**Written exercise**: Output all of the entries below precisely as written.

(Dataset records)
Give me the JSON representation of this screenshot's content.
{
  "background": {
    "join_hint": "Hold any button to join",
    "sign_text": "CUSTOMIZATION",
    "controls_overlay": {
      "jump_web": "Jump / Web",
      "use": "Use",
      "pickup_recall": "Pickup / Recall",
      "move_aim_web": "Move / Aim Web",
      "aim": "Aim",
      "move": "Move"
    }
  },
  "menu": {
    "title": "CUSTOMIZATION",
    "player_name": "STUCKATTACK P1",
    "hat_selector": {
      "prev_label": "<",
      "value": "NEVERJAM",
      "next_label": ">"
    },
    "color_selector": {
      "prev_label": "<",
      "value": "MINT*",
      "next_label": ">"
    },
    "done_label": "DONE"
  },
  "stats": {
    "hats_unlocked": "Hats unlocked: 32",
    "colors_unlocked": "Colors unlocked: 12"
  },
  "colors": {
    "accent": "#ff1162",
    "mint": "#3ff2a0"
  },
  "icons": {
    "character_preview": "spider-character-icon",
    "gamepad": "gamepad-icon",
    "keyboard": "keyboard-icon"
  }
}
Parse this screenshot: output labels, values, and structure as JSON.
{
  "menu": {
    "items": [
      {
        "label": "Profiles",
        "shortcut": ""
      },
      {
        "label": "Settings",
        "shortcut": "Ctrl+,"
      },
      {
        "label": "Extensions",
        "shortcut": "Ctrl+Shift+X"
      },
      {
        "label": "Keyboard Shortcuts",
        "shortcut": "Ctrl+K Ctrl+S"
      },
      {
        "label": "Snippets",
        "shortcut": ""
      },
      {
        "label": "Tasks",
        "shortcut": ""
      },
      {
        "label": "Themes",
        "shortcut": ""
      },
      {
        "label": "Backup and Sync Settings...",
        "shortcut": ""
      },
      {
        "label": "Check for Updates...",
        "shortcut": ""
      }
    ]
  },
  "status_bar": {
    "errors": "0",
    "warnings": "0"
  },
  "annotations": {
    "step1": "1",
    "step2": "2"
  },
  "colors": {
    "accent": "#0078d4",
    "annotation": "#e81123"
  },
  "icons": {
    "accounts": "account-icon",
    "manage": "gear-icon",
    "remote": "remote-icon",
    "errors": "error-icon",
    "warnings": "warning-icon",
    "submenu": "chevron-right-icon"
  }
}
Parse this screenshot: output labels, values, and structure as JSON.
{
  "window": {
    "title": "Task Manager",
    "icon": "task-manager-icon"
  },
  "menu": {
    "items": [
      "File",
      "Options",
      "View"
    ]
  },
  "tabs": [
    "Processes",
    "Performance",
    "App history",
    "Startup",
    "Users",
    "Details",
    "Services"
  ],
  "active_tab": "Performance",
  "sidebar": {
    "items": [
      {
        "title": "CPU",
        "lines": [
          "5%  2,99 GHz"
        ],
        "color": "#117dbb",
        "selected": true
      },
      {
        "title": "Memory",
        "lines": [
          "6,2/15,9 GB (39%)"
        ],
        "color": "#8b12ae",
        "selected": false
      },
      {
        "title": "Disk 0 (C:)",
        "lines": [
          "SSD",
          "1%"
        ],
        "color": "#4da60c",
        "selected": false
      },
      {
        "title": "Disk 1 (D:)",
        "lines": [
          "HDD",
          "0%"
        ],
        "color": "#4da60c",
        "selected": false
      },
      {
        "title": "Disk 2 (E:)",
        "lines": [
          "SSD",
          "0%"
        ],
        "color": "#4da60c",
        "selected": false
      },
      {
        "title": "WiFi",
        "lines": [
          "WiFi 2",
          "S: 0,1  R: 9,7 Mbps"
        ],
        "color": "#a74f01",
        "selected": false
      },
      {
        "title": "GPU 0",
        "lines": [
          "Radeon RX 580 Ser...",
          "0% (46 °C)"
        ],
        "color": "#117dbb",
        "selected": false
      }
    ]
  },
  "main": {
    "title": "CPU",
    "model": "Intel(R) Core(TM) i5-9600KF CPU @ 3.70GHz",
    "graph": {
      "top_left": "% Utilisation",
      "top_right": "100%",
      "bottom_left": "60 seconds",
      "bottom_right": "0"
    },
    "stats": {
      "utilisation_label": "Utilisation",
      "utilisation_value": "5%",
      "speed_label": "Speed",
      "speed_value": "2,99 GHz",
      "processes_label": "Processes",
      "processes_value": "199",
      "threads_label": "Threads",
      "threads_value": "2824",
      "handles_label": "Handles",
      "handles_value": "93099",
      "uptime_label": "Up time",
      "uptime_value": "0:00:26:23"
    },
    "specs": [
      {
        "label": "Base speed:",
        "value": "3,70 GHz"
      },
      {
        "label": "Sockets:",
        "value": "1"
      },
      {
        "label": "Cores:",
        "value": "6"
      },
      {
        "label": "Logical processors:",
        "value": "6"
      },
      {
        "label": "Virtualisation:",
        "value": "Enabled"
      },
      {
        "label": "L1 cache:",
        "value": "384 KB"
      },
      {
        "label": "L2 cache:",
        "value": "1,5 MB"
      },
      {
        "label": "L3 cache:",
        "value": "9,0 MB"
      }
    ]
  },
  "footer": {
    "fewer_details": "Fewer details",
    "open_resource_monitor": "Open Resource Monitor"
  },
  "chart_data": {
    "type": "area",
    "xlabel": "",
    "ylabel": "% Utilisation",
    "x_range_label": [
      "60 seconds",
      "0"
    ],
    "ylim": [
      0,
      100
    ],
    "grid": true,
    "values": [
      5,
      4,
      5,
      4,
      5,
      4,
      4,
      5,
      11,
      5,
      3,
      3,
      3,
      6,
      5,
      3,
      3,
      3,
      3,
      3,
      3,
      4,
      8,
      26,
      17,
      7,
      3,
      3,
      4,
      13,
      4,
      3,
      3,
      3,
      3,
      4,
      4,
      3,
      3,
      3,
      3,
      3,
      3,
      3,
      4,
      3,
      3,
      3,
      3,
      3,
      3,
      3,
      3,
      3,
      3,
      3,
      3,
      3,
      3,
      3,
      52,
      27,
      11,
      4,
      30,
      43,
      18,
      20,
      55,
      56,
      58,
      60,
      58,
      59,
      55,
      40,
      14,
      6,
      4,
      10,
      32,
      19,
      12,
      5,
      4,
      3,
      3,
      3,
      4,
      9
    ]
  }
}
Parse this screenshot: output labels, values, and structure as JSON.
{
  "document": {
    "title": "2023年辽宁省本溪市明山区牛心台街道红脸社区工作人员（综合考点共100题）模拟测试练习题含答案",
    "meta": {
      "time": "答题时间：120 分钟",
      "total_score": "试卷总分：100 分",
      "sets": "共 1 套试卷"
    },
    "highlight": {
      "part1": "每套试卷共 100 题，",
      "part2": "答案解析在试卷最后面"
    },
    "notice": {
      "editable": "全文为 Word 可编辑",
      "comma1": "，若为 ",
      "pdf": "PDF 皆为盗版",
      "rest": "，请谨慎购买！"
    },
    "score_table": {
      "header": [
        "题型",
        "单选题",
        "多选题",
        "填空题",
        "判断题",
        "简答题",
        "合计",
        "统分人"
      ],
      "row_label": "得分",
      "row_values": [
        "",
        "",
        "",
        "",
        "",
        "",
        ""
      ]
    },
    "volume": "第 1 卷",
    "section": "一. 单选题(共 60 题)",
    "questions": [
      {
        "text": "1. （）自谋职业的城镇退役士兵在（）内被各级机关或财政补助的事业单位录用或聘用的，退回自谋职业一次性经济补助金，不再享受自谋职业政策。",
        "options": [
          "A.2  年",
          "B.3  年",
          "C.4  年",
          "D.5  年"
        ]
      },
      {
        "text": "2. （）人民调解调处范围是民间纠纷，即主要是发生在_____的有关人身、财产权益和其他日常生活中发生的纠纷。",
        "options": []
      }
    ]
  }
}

**Expected answer**:
Give me the JSON representation of this screenshot's content.
{
  "background": {
    "join_hint": "Hold any button to join",
    "sign_text": "CUSTOMIZATION",
    "controls_overlay": {
      "jump_web": "Jump / Web",
      "use": "Use",
      "pickup_recall": "Pickup / Recall",
      "move_aim_web": "Move / Aim Web",
      "aim": "Aim",
      "move": "Move"
    }
  },
  "menu": {
    "title": "CUSTOMIZATION",
    "player_name": "STUCKATTACK P1",
    "hat_selector": {
      "prev_label": "<",
      "value": "NEVERJAM",
      "next_label": ">"
    },
    "color_selector": {
      "prev_label": "<",
      "value": "MINT*",
      "next_label": ">"
    },
    "done_label": "DONE"
  },
  "stats": {
    "hats_unlocked": "Hats unlocked: 32",
    "colors_unlocked": "Colors unlocked: 12"
  },
  "colors": {
    "accent": "#ff1162",
    "mint": "#3ff2a0"
  },
  "icons": {
    "character_preview": "spider-character-icon",
    "gamepad": "gamepad-icon",
    "keyboard": "keyboard-icon"
  }
}
Parse this screenshot: output labels, values, and structure as JSON.
{
  "menu": {
    "items": [
      {
        "label": "Profiles",
        "shortcut": ""
      },
      {
        "label": "Settings",
        "shortcut": "Ctrl+,"
      },
      {
        "label": "Extensions",
        "shortcut": "Ctrl+Shift+X"
      },
      {
        "label": "Keyboard Shortcuts",
        "shortcut": "Ctrl+K Ctrl+S"
      },
      {
        "label": "Snippets",
        "shortcut": ""
      },
      {
        "label": "Tasks",
        "shortcut": ""
      },
      {
        "label": "Themes",
        "shortcut": ""
      },
      {
        "label": "Backup and Sync Settings...",
        "shortcut": ""
      },
      {
        "label": "Check for Updates...",
        "shortcut": ""
      }
    ]
  },
  "status_bar": {
    "errors": "0",
    "warnings": "0"
  },
  "annotations": {
    "step1": "1",
    "step2": "2"
  },
  "colors": {
    "accent": "#0078d4",
    "annotation": "#e81123"
  },
  "icons": {
    "accounts": "account-icon",
    "manage": "gear-icon",
    "remote": "remote-icon",
    "errors": "error-icon",
    "warnings": "warning-icon",
    "submenu": "chevron-right-icon"
  }
}
Parse this screenshot: output labels, values, and structure as JSON.
{
  "window": {
    "title": "Task Manager",
    "icon": "task-manager-icon"
  },
  "menu": {
    "items": [
      "File",
      "Options",
      "View"
    ]
  },
  "tabs": [
    "Processes",
    "Performance",
    "App history",
    "Startup",
    "Users",
    "Details",
    "Services"
  ],
  "active_tab": "Performance",
  "sidebar": {
    "items": [
      {
        "title": "CPU",
        "lines": [
          "5%  2,99 GHz"
        ],
        "color": "#117dbb",
        "selected": true
      },
      {
        "title": "Memory",
        "lines": [
          "6,2/15,9 GB (39%)"
        ],
        "color": "#8b12ae",
        "selected": false
      },
      {
        "title": "Disk 0 (C:)",
        "lines": [
          "SSD",
          "1%"
        ],
        "color": "#4da60c",
        "selected": false
      },
      {
        "title": "Disk 1 (D:)",
        "lines": [
          "HDD",
          "0%"
        ],
        "color": "#4da60c",
        "selected": false
      },
      {
        "title": "Disk 2 (E:)",
        "lines": [
          "SSD",
          "0%"
        ],
        "color": "#4da60c",
        "selected": false
      },
      {
        "title": "WiFi",
        "lines": [
          "WiFi 2",
          "S: 0,1  R: 9,7 Mbps"
        ],
        "color": "#a74f01",
        "selected": false
      },
      {
        "title": "GPU 0",
        "lines": [
          "Radeon RX 580 Ser...",
          "0% (46 °C)"
        ],
        "color": "#117dbb",
        "selected": false
      }
    ]
  },
  "main": {
    "title": "CPU",
    "model": "Intel(R) Core(TM) i5-9600KF CPU @ 3.70GHz",
    "graph": {
      "top_left": "% Utilisation",
      "top_right": "100%",
      "bottom_left": "60 seconds",
      "bottom_right": "0"
    },
    "stats": {
      "utilisation_label": "Utilisation",
      "utilisation_value": "5%",
      "speed_label": "Speed",
      "speed_value": "2,99 GHz",
      "processes_label": "Processes",
      "processes_value": "199",
      "threads_label": "Threads",
      "threads_value": "2824",
      "handles_label": "Handles",
      "handles_value": "93099",
      "uptime_label": "Up time",
      "uptime_value": "0:00:26:23"
    },
    "specs": [
      {
        "label": "Base speed:",
        "value": "3,70 GHz"
      },
      {
        "label": "Sockets:",
        "value": "1"
      },
      {
        "label": "Cores:",
        "value": "6"
      },
      {
        "label": "Logical processors:",
        "value": "6"
      },
      {
        "label": "Virtualisation:",
        "value": "Enabled"
      },
      {
        "label": "L1 cache:",
        "value": "384 KB"
      },
      {
        "label": "L2 cache:",
        "value": "1,5 MB"
      },
      {
        "label": "L3 cache:",
        "value": "9,0 MB"
      }
    ]
  },
  "footer": {
    "fewer_details": "Fewer details",
    "open_resource_monitor": "Open Resource Monitor"
  },
  "chart_data": {
    "type": "area",
    "xlabel": "",
    "ylabel": "% Utilisation",
    "x_range_label": [
      "60 seconds",
      "0"
    ],
    "ylim": [
      0,
      100
    ],
    "grid": true,
    "values": [
      5,
      4,
      5,
      4,
      5,
      4,
      4,
      5,
      11,
      5,
      3,
      3,
      3,
      6,
      5,
      3,
      3,
      3,
      3,
      3,
      3,
      4,
      8,
      26,
      17,
      7,
      3,
      3,
      4,
      13,
      4,
      3,
      3,
      3,
      3,
      4,
      4,
      3,
      3,
      3,
      3,
      3,
      3,
      3,
      4,
      3,
      3,
      3,
      3,
      3,
      3,
      3,
      3,
      3,
      3,
      3,
      3,
      3,
      3,
      3,
      52,
      27,
      11,
      4,
      30,
      43,
      18,
      20,
      55,
      56,
      58,
      60,
      58,
      59,
      55,
      40,
      14,
      6,
      4,
      10,
      32,
      19,
      12,
      5,
      4,
      3,
      3,
      3,
      4,
      9
    ]
  }
}
Parse this screenshot: output labels, values, and structure as JSON.
{
  "document": {
    "title": "2023年辽宁省本溪市明山区牛心台街道红脸社区工作人员（综合考点共100题）模拟测试练习题含答案",
    "meta": {
      "time": "答题时间：120 分钟",
      "total_score": "试卷总分：100 分",
      "sets": "共 1 套试卷"
    },
    "highlight": {
      "part1": "每套试卷共 100 题，",
      "part2": "答案解析在试卷最后面"
    },
    "notice": {
      "editable": "全文为 Word 可编辑",
      "comma1": "，若为 ",
      "pdf": "PDF 皆为盗版",
      "rest": "，请谨慎购买！"
    },
    "score_table": {
      "header": [
        "题型",
        "单选题",
        "多选题",
        "填空题",
        "判断题",
        "简答题",
        "合计",
        "统分人"
      ],
      "row_label": "得分",
      "row_values": [
        "",
        "",
        "",
        "",
        "",
        "",
        ""
      ]
    },
    "volume": "第 1 卷",
    "section": "一. 单选题(共 60 题)",
    "questions": [
      {
        "text": "1. （）自谋职业的城镇退役士兵在（）内被各级机关或财政补助的事业单位录用或聘用的，退回自谋职业一次性经济补助金，不再享受自谋职业政策。",
        "options": [
          "A.2  年",
          "B.3  年",
          "C.4  年",
          "D.5  年"
        ]
      },
      {
        "text": "2. （）人民调解调处范围是民间纠纷，即主要是发生在_____的有关人身、财产权益和其他日常生活中发生的纠纷。",
        "options": []
      }
    ]
  }
}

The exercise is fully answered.